§ Given problem:
Repeat the whole of the data, keeping every detail the same.

---------------

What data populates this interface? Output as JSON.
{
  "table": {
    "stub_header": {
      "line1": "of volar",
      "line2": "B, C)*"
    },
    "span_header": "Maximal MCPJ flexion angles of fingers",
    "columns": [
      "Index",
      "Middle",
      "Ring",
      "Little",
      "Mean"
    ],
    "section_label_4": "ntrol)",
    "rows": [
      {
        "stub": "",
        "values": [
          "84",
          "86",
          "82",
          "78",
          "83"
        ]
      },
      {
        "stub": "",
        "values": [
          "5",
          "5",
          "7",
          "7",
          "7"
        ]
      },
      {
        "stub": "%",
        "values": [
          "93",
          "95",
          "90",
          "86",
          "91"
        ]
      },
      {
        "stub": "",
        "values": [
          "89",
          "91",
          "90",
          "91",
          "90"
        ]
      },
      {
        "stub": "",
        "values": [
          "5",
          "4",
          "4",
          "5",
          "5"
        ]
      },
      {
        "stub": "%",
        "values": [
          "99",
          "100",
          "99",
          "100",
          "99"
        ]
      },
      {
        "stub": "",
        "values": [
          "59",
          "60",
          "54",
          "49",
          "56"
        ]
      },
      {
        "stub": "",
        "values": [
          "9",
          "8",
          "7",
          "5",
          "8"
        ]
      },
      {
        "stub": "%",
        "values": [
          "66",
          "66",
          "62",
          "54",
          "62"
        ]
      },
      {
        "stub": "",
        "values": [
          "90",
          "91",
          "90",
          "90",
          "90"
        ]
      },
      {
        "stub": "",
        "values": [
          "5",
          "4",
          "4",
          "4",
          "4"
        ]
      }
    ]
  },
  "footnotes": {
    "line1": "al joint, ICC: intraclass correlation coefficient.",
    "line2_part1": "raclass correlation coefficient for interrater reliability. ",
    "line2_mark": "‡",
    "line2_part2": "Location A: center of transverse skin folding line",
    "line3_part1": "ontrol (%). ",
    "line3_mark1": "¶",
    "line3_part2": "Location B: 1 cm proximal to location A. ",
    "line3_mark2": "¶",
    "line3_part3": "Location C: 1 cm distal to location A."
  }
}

---------------

§ The answer:
What data populates this interface? Output as JSON.
{
  "table": {
    "stub_header": {
      "line1": "of volar",
      "line2": "B, C)*"
    },
    "span_header": "Maximal MCPJ flexion angles of fingers",
    "columns": [
      "Index",
      "Middle",
      "Ring",
      "Little",
      "Mean"
    ],
    "section_label_4": "ntrol)",
    "rows": [
      {
        "stub": "",
        "values": [
          "84",
          "86",
          "82",
          "78",
          "83"
        ]
      },
      {
        "stub": "",
        "values": [
          "5",
          "5",
          "7",
          "7",
          "7"
        ]
      },
      {
        "stub": "%",
        "values": [
          "93",
          "95",
          "90",
          "86",
          "91"
        ]
      },
      {
        "stub": "",
        "values": [
          "89",
          "91",
          "90",
          "91",
          "90"
        ]
      },
      {
        "stub": "",
        "values": [
          "5",
          "4",
          "4",
          "5",
          "5"
        ]
      },
      {
        "stub": "%",
        "values": [
          "99",
          "100",
          "99",
          "100",
          "99"
        ]
      },
      {
        "stub": "",
        "values": [
          "59",
          "60",
          "54",
          "49",
          "56"
        ]
      },
      {
        "stub": "",
        "values": [
          "9",
          "8",
          "7",
          "5",
          "8"
        ]
      },
      {
        "stub": "%",
        "values": [
          "66",
          "66",
          "62",
          "54",
          "62"
        ]
      },
      {
        "stub": "",
        "values": [
          "90",
          "91",
          "90",
          "90",
          "90"
        ]
      },
      {
        "stub": "",
        "values": [
          "5",
          "4",
          "4",
          "4",
          "4"
        ]
      }
    ]
  },
  "footnotes": {
    "line1": "al joint, ICC: intraclass correlation coefficient.",
    "line2_part1": "raclass correlation coefficient for interrater reliability. ",
    "line2_mark": "‡",
    "line2_part2": "Location A: center of transverse skin folding line",
    "line3_part1": "ontrol (%). ",
    "line3_mark1": "¶",
    "line3_part2": "Location B: 1 cm proximal to location A. ",
    "line3_mark2": "¶",
    "line3_part3": "Location C: 1 cm distal to location A."
  }
}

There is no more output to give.